(Collected data entries)
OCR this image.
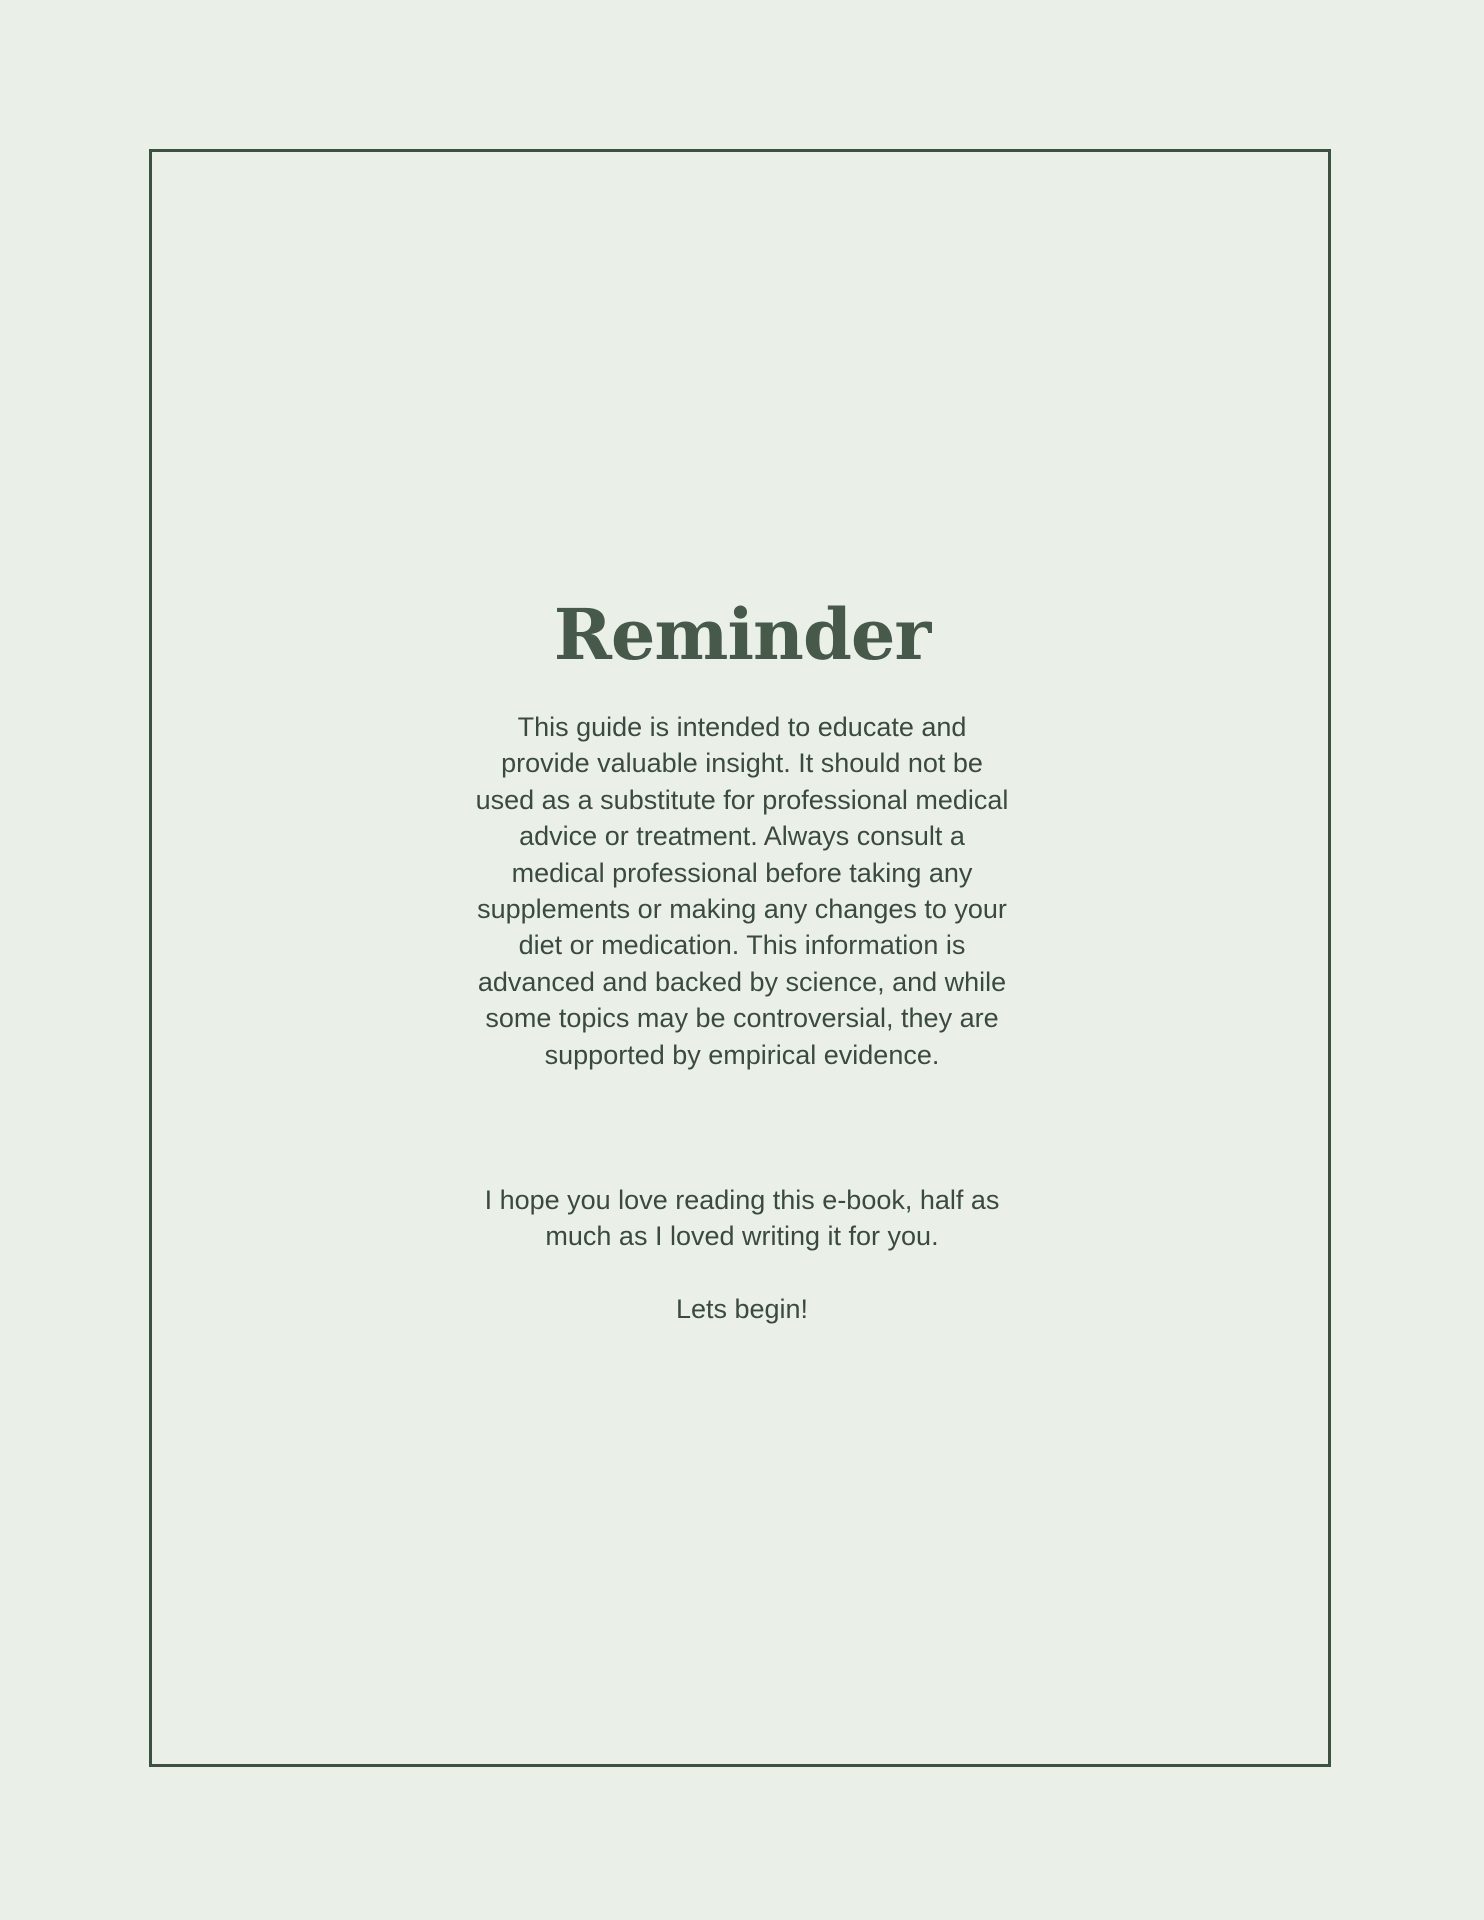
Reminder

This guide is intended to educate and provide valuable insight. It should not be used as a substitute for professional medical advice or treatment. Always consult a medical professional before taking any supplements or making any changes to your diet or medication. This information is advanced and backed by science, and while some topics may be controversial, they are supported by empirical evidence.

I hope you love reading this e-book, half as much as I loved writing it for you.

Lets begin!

■ Task description:
Without the pictures, return the entries exactly as they appear.

■ Output for this task:
OCR this image.
Reminder

This guide is intended to educate and provide valuable insight. It should not be used as a substitute for professional medical advice or treatment. Always consult a medical professional before taking any supplements or making any changes to your diet or medication. This information is advanced and backed by science, and while some topics may be controversial, they are supported by empirical evidence.

I hope you love reading this e-book, half as much as I loved writing it for you.

Lets begin!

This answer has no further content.